▶ _PROVIDED MATERIAL_
——
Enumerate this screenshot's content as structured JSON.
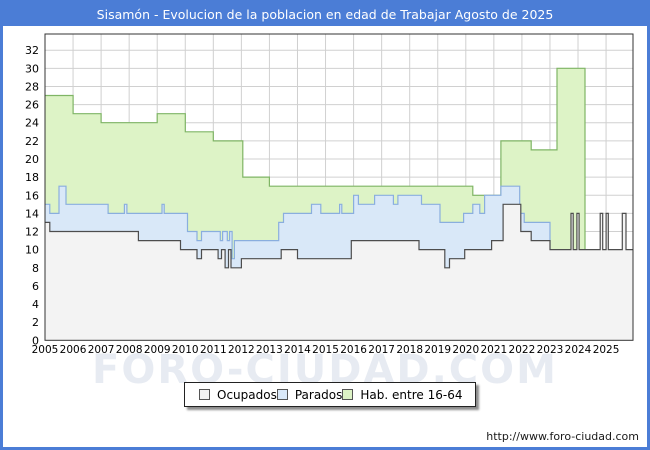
{
  "window": {
    "title": "Sisamón - Evolucion de la poblacion en edad de Trabajar Agosto de 2025",
    "frame_color": "#4b7dd6",
    "watermark": "FORO-CIUDAD.COM",
    "footer_url": "http://www.foro-ciudad.com"
  },
  "legend": {
    "items": [
      {
        "label": "Ocupados",
        "color": "#f3f3f3",
        "border": "#555555"
      },
      {
        "label": "Parados",
        "color": "#d9e8f8",
        "border": "#555555"
      },
      {
        "label": "Hab. entre 16-64",
        "color": "#ddf3c6",
        "border": "#555555"
      }
    ]
  },
  "chart_data": {
    "type": "area",
    "title": "Sisamón - Evolucion de la poblacion en edad de Trabajar Agosto de 2025",
    "grid": true,
    "legend_position": "bottom",
    "x_axis": {
      "min": 2005,
      "max": 2025.96,
      "ticks": [
        2005,
        2006,
        2007,
        2008,
        2009,
        2010,
        2011,
        2012,
        2013,
        2014,
        2015,
        2016,
        2017,
        2018,
        2019,
        2020,
        2021,
        2022,
        2023,
        2024,
        2025
      ]
    },
    "y_axis": {
      "min": 0,
      "max": 32,
      "tick_step": 2
    },
    "series": [
      {
        "name": "Hab. entre 16-64",
        "fill": "#ddf3c6",
        "stroke": "#7fb565",
        "steps": [
          [
            2005.0,
            27
          ],
          [
            2006.0,
            25
          ],
          [
            2007.0,
            24
          ],
          [
            2009.0,
            25
          ],
          [
            2010.0,
            23
          ],
          [
            2011.0,
            22
          ],
          [
            2012.05,
            18
          ],
          [
            2013.0,
            17
          ],
          [
            2020.25,
            16
          ],
          [
            2021.25,
            22
          ],
          [
            2022.33,
            21
          ],
          [
            2023.25,
            30
          ],
          [
            2024.25,
            10
          ]
        ]
      },
      {
        "name": "Parados",
        "fill": "#d9e8f8",
        "stroke": "#8aaede",
        "steps": [
          [
            2005.0,
            15
          ],
          [
            2005.17,
            14
          ],
          [
            2005.5,
            17
          ],
          [
            2005.75,
            15
          ],
          [
            2007.25,
            14
          ],
          [
            2007.83,
            15
          ],
          [
            2007.92,
            14
          ],
          [
            2009.17,
            15
          ],
          [
            2009.25,
            14
          ],
          [
            2010.08,
            12
          ],
          [
            2010.42,
            11
          ],
          [
            2010.58,
            12
          ],
          [
            2011.25,
            11
          ],
          [
            2011.33,
            12
          ],
          [
            2011.5,
            11
          ],
          [
            2011.58,
            12
          ],
          [
            2011.67,
            9
          ],
          [
            2011.75,
            11
          ],
          [
            2013.33,
            13
          ],
          [
            2013.5,
            14
          ],
          [
            2014.5,
            15
          ],
          [
            2014.83,
            14
          ],
          [
            2015.5,
            15
          ],
          [
            2015.58,
            14
          ],
          [
            2016.0,
            16
          ],
          [
            2016.17,
            15
          ],
          [
            2016.75,
            16
          ],
          [
            2017.42,
            15
          ],
          [
            2017.58,
            16
          ],
          [
            2018.42,
            15
          ],
          [
            2019.08,
            13
          ],
          [
            2019.92,
            14
          ],
          [
            2020.25,
            15
          ],
          [
            2020.5,
            14
          ],
          [
            2020.67,
            16
          ],
          [
            2021.25,
            17
          ],
          [
            2021.92,
            14
          ],
          [
            2022.08,
            13
          ],
          [
            2023.0,
            10
          ]
        ]
      },
      {
        "name": "Ocupados",
        "fill": "#f3f3f3",
        "stroke": "#4d4d4d",
        "steps": [
          [
            2005.0,
            13
          ],
          [
            2005.17,
            12
          ],
          [
            2008.33,
            11
          ],
          [
            2009.83,
            10
          ],
          [
            2010.42,
            9
          ],
          [
            2010.58,
            10
          ],
          [
            2011.17,
            9
          ],
          [
            2011.29,
            10
          ],
          [
            2011.42,
            8
          ],
          [
            2011.54,
            10
          ],
          [
            2011.63,
            8
          ],
          [
            2012.0,
            9
          ],
          [
            2013.42,
            10
          ],
          [
            2014.0,
            9
          ],
          [
            2015.92,
            11
          ],
          [
            2018.33,
            10
          ],
          [
            2019.25,
            8
          ],
          [
            2019.42,
            9
          ],
          [
            2019.96,
            10
          ],
          [
            2020.92,
            11
          ],
          [
            2021.33,
            15
          ],
          [
            2021.96,
            12
          ],
          [
            2022.33,
            11
          ],
          [
            2023.0,
            10
          ],
          [
            2023.75,
            14
          ],
          [
            2023.83,
            10
          ],
          [
            2023.96,
            14
          ],
          [
            2024.04,
            10
          ],
          [
            2024.79,
            14
          ],
          [
            2024.88,
            10
          ],
          [
            2025.0,
            14
          ],
          [
            2025.08,
            10
          ],
          [
            2025.58,
            14
          ],
          [
            2025.71,
            10
          ]
        ]
      }
    ]
  }
}
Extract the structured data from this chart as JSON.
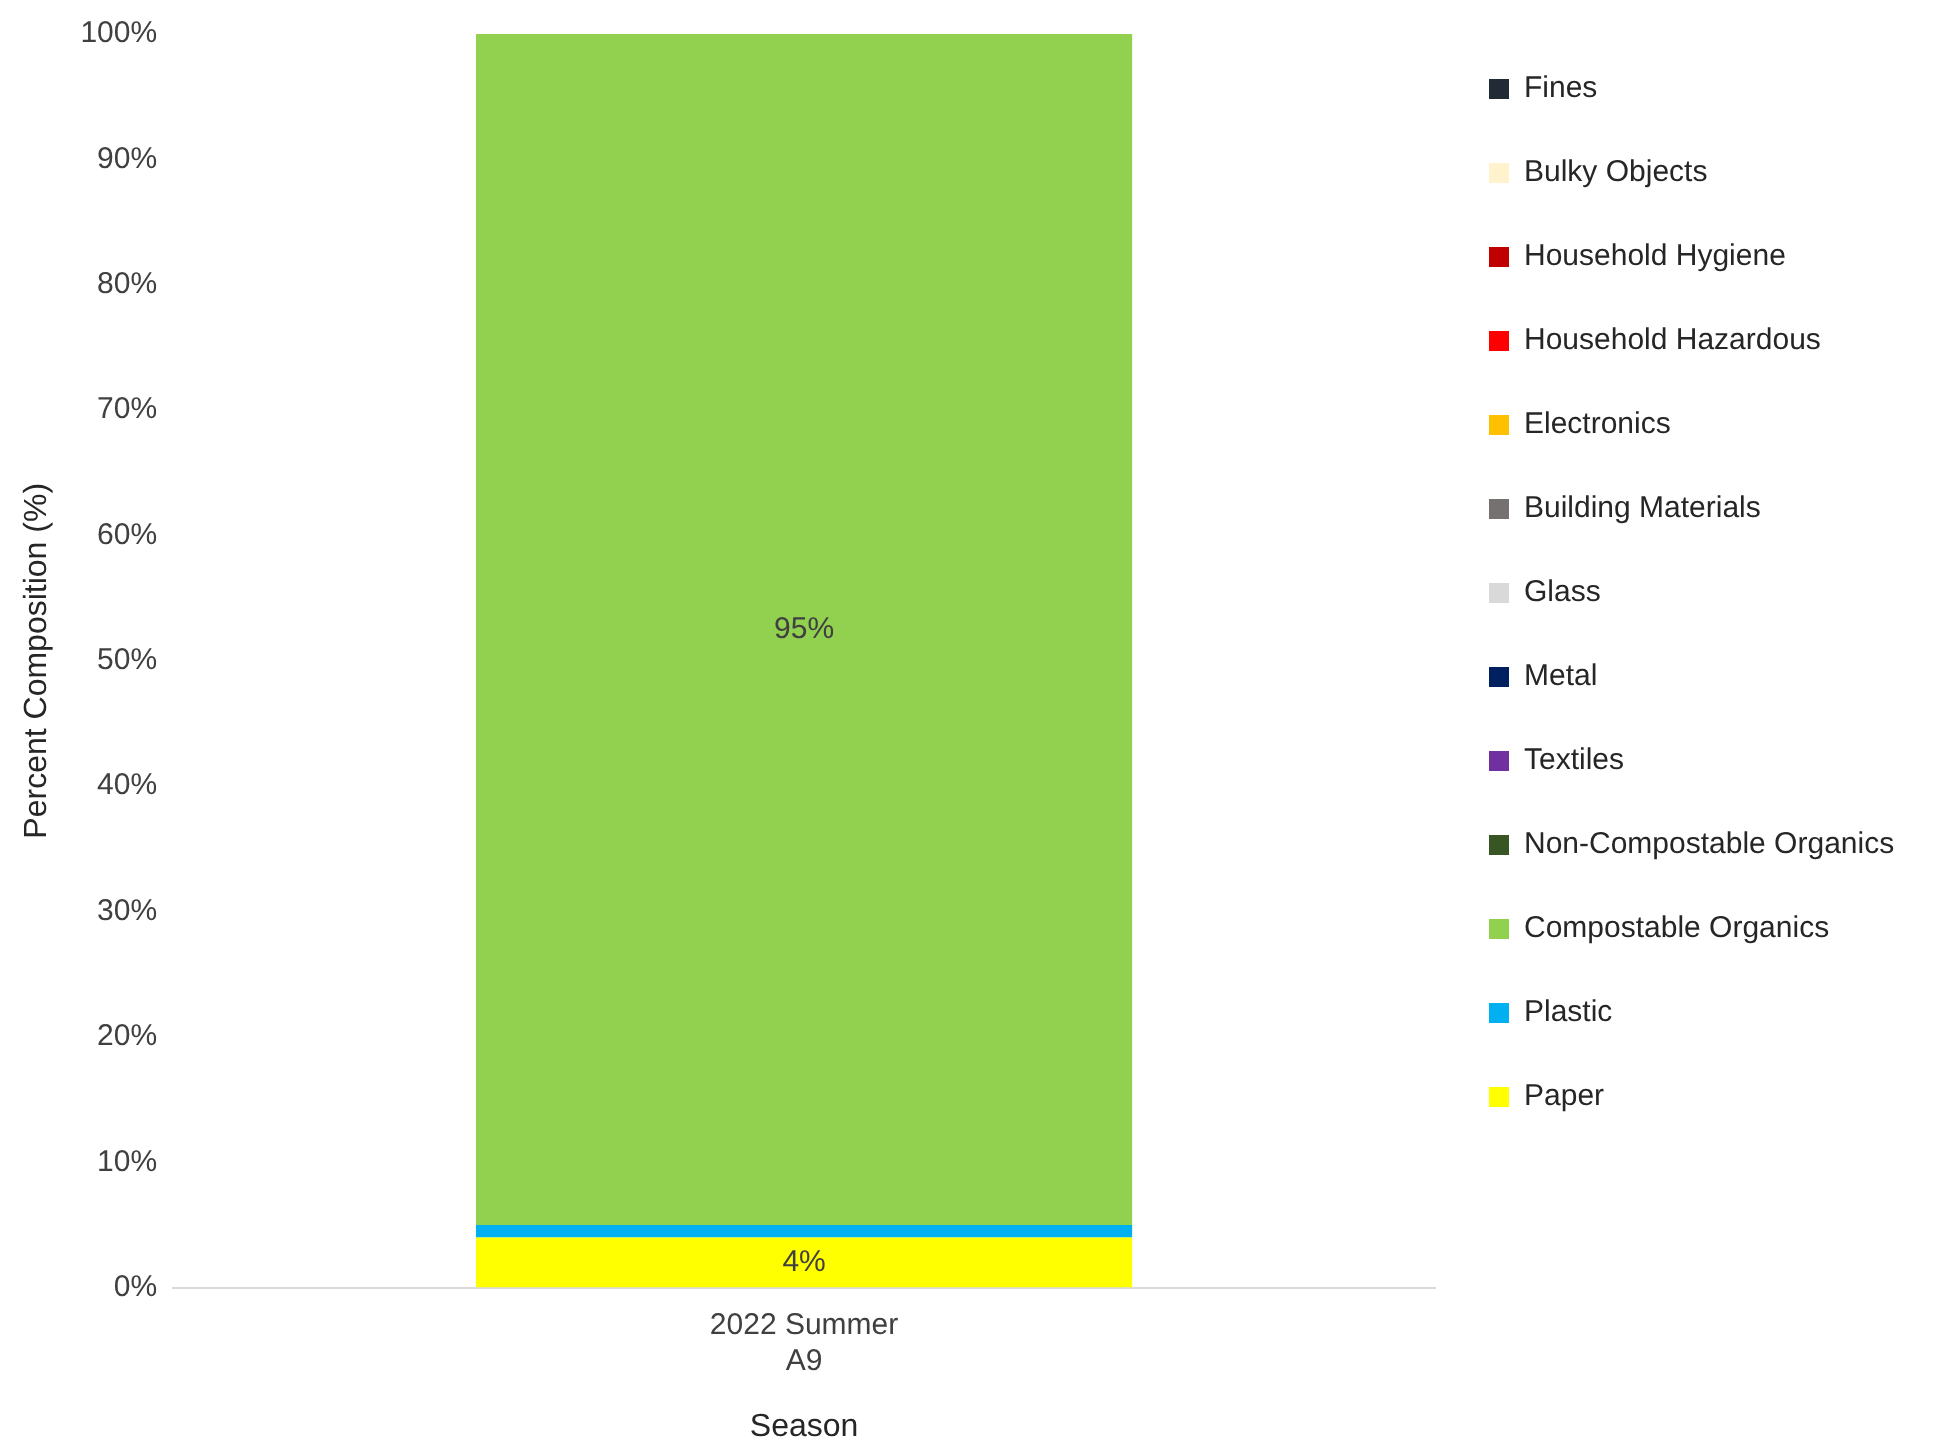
{
  "chart_data": {
    "type": "bar",
    "stacked": true,
    "xlabel": "Season",
    "ylabel": "Percent Composition (%)",
    "categories": [
      "2022 Summer A9"
    ],
    "ylim": [
      0,
      100
    ],
    "yticks": [
      {
        "value": 0,
        "label": "0%"
      },
      {
        "value": 10,
        "label": "10%"
      },
      {
        "value": 20,
        "label": "20%"
      },
      {
        "value": 30,
        "label": "30%"
      },
      {
        "value": 40,
        "label": "40%"
      },
      {
        "value": 50,
        "label": "50%"
      },
      {
        "value": 60,
        "label": "60%"
      },
      {
        "value": 70,
        "label": "70%"
      },
      {
        "value": 80,
        "label": "80%"
      },
      {
        "value": 90,
        "label": "90%"
      },
      {
        "value": 100,
        "label": "100%"
      }
    ],
    "grid": false,
    "legend": "right",
    "series": [
      {
        "name": "Paper",
        "color": "#ffff00",
        "values": [
          4
        ],
        "value_labels": [
          "4%"
        ]
      },
      {
        "name": "Plastic",
        "color": "#00b0f0",
        "values": [
          1
        ]
      },
      {
        "name": "Compostable Organics",
        "color": "#92d050",
        "values": [
          95
        ],
        "value_labels": [
          "95%"
        ]
      },
      {
        "name": "Non-Compostable Organics",
        "color": "#375623",
        "values": [
          0
        ]
      },
      {
        "name": "Textiles",
        "color": "#7030a0",
        "values": [
          0
        ]
      },
      {
        "name": "Metal",
        "color": "#002060",
        "values": [
          0
        ]
      },
      {
        "name": "Glass",
        "color": "#d9d9d9",
        "values": [
          0
        ]
      },
      {
        "name": "Building Materials",
        "color": "#767171",
        "values": [
          0
        ]
      },
      {
        "name": "Electronics",
        "color": "#ffc000",
        "values": [
          0
        ]
      },
      {
        "name": "Household Hazardous",
        "color": "#ff0000",
        "values": [
          0
        ]
      },
      {
        "name": "Household Hygiene",
        "color": "#c00000",
        "values": [
          0
        ]
      },
      {
        "name": "Bulky Objects",
        "color": "#fff2cc",
        "values": [
          0
        ]
      },
      {
        "name": "Fines",
        "color": "#222a35",
        "values": [
          0
        ]
      }
    ]
  }
}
——
▶ _EXERCISE REQUIREMENTS_
In the copy, include no pictures; restate the listing above exactly.

▶ _EXERCISE SOLUTION_
Enumerate this screenshot's content as structured JSON.
{
  "window": {
    "title": "Sisamón - Evolucion de la poblacion en edad de Trabajar Agosto de 2025",
    "frame_color": "#4b7dd6",
    "watermark": "FORO-CIUDAD.COM",
    "footer_url": "http://www.foro-ciudad.com"
  },
  "legend": {
    "items": [
      {
        "label": "Ocupados",
        "color": "#f3f3f3",
        "border": "#555555"
      },
      {
        "label": "Parados",
        "color": "#d9e8f8",
        "border": "#555555"
      },
      {
        "label": "Hab. entre 16-64",
        "color": "#ddf3c6",
        "border": "#555555"
      }
    ]
  },
  "chart_data": {
    "type": "area",
    "title": "Sisamón - Evolucion de la poblacion en edad de Trabajar Agosto de 2025",
    "grid": true,
    "legend_position": "bottom",
    "x_axis": {
      "min": 2005,
      "max": 2025.96,
      "ticks": [
        2005,
        2006,
        2007,
        2008,
        2009,
        2010,
        2011,
        2012,
        2013,
        2014,
        2015,
        2016,
        2017,
        2018,
        2019,
        2020,
        2021,
        2022,
        2023,
        2024,
        2025
      ]
    },
    "y_axis": {
      "min": 0,
      "max": 32,
      "tick_step": 2
    },
    "series": [
      {
        "name": "Hab. entre 16-64",
        "fill": "#ddf3c6",
        "stroke": "#7fb565",
        "steps": [
          [
            2005.0,
            27
          ],
          [
            2006.0,
            25
          ],
          [
            2007.0,
            24
          ],
          [
            2009.0,
            25
          ],
          [
            2010.0,
            23
          ],
          [
            2011.0,
            22
          ],
          [
            2012.05,
            18
          ],
          [
            2013.0,
            17
          ],
          [
            2020.25,
            16
          ],
          [
            2021.25,
            22
          ],
          [
            2022.33,
            21
          ],
          [
            2023.25,
            30
          ],
          [
            2024.25,
            10
          ]
        ]
      },
      {
        "name": "Parados",
        "fill": "#d9e8f8",
        "stroke": "#8aaede",
        "steps": [
          [
            2005.0,
            15
          ],
          [
            2005.17,
            14
          ],
          [
            2005.5,
            17
          ],
          [
            2005.75,
            15
          ],
          [
            2007.25,
            14
          ],
          [
            2007.83,
            15
          ],
          [
            2007.92,
            14
          ],
          [
            2009.17,
            15
          ],
          [
            2009.25,
            14
          ],
          [
            2010.08,
            12
          ],
          [
            2010.42,
            11
          ],
          [
            2010.58,
            12
          ],
          [
            2011.25,
            11
          ],
          [
            2011.33,
            12
          ],
          [
            2011.5,
            11
          ],
          [
            2011.58,
            12
          ],
          [
            2011.67,
            9
          ],
          [
            2011.75,
            11
          ],
          [
            2013.33,
            13
          ],
          [
            2013.5,
            14
          ],
          [
            2014.5,
            15
          ],
          [
            2014.83,
            14
          ],
          [
            2015.5,
            15
          ],
          [
            2015.58,
            14
          ],
          [
            2016.0,
            16
          ],
          [
            2016.17,
            15
          ],
          [
            2016.75,
            16
          ],
          [
            2017.42,
            15
          ],
          [
            2017.58,
            16
          ],
          [
            2018.42,
            15
          ],
          [
            2019.08,
            13
          ],
          [
            2019.92,
            14
          ],
          [
            2020.25,
            15
          ],
          [
            2020.5,
            14
          ],
          [
            2020.67,
            16
          ],
          [
            2021.25,
            17
          ],
          [
            2021.92,
            14
          ],
          [
            2022.08,
            13
          ],
          [
            2023.0,
            10
          ]
        ]
      },
      {
        "name": "Ocupados",
        "fill": "#f3f3f3",
        "stroke": "#4d4d4d",
        "steps": [
          [
            2005.0,
            13
          ],
          [
            2005.17,
            12
          ],
          [
            2008.33,
            11
          ],
          [
            2009.83,
            10
          ],
          [
            2010.42,
            9
          ],
          [
            2010.58,
            10
          ],
          [
            2011.17,
            9
          ],
          [
            2011.29,
            10
          ],
          [
            2011.42,
            8
          ],
          [
            2011.54,
            10
          ],
          [
            2011.63,
            8
          ],
          [
            2012.0,
            9
          ],
          [
            2013.42,
            10
          ],
          [
            2014.0,
            9
          ],
          [
            2015.92,
            11
          ],
          [
            2018.33,
            10
          ],
          [
            2019.25,
            8
          ],
          [
            2019.42,
            9
          ],
          [
            2019.96,
            10
          ],
          [
            2020.92,
            11
          ],
          [
            2021.33,
            15
          ],
          [
            2021.96,
            12
          ],
          [
            2022.33,
            11
          ],
          [
            2023.0,
            10
          ],
          [
            2023.75,
            14
          ],
          [
            2023.83,
            10
          ],
          [
            2023.96,
            14
          ],
          [
            2024.04,
            10
          ],
          [
            2024.79,
            14
          ],
          [
            2024.88,
            10
          ],
          [
            2025.0,
            14
          ],
          [
            2025.08,
            10
          ],
          [
            2025.58,
            14
          ],
          [
            2025.71,
            10
          ]
        ]
      }
    ]
  }
}
Extract the structured data from this chart as JSON.
{
  "chart_data": {
    "type": "bar",
    "stacked": true,
    "xlabel": "Season",
    "ylabel": "Percent Composition (%)",
    "categories": [
      "2022 Summer A9"
    ],
    "ylim": [
      0,
      100
    ],
    "yticks": [
      {
        "value": 0,
        "label": "0%"
      },
      {
        "value": 10,
        "label": "10%"
      },
      {
        "value": 20,
        "label": "20%"
      },
      {
        "value": 30,
        "label": "30%"
      },
      {
        "value": 40,
        "label": "40%"
      },
      {
        "value": 50,
        "label": "50%"
      },
      {
        "value": 60,
        "label": "60%"
      },
      {
        "value": 70,
        "label": "70%"
      },
      {
        "value": 80,
        "label": "80%"
      },
      {
        "value": 90,
        "label": "90%"
      },
      {
        "value": 100,
        "label": "100%"
      }
    ],
    "grid": false,
    "legend": "right",
    "series": [
      {
        "name": "Paper",
        "color": "#ffff00",
        "values": [
          4
        ],
        "value_labels": [
          "4%"
        ]
      },
      {
        "name": "Plastic",
        "color": "#00b0f0",
        "values": [
          1
        ]
      },
      {
        "name": "Compostable Organics",
        "color": "#92d050",
        "values": [
          95
        ],
        "value_labels": [
          "95%"
        ]
      },
      {
        "name": "Non-Compostable Organics",
        "color": "#375623",
        "values": [
          0
        ]
      },
      {
        "name": "Textiles",
        "color": "#7030a0",
        "values": [
          0
        ]
      },
      {
        "name": "Metal",
        "color": "#002060",
        "values": [
          0
        ]
      },
      {
        "name": "Glass",
        "color": "#d9d9d9",
        "values": [
          0
        ]
      },
      {
        "name": "Building Materials",
        "color": "#767171",
        "values": [
          0
        ]
      },
      {
        "name": "Electronics",
        "color": "#ffc000",
        "values": [
          0
        ]
      },
      {
        "name": "Household Hazardous",
        "color": "#ff0000",
        "values": [
          0
        ]
      },
      {
        "name": "Household Hygiene",
        "color": "#c00000",
        "values": [
          0
        ]
      },
      {
        "name": "Bulky Objects",
        "color": "#fff2cc",
        "values": [
          0
        ]
      },
      {
        "name": "Fines",
        "color": "#222a35",
        "values": [
          0
        ]
      }
    ]
  }
}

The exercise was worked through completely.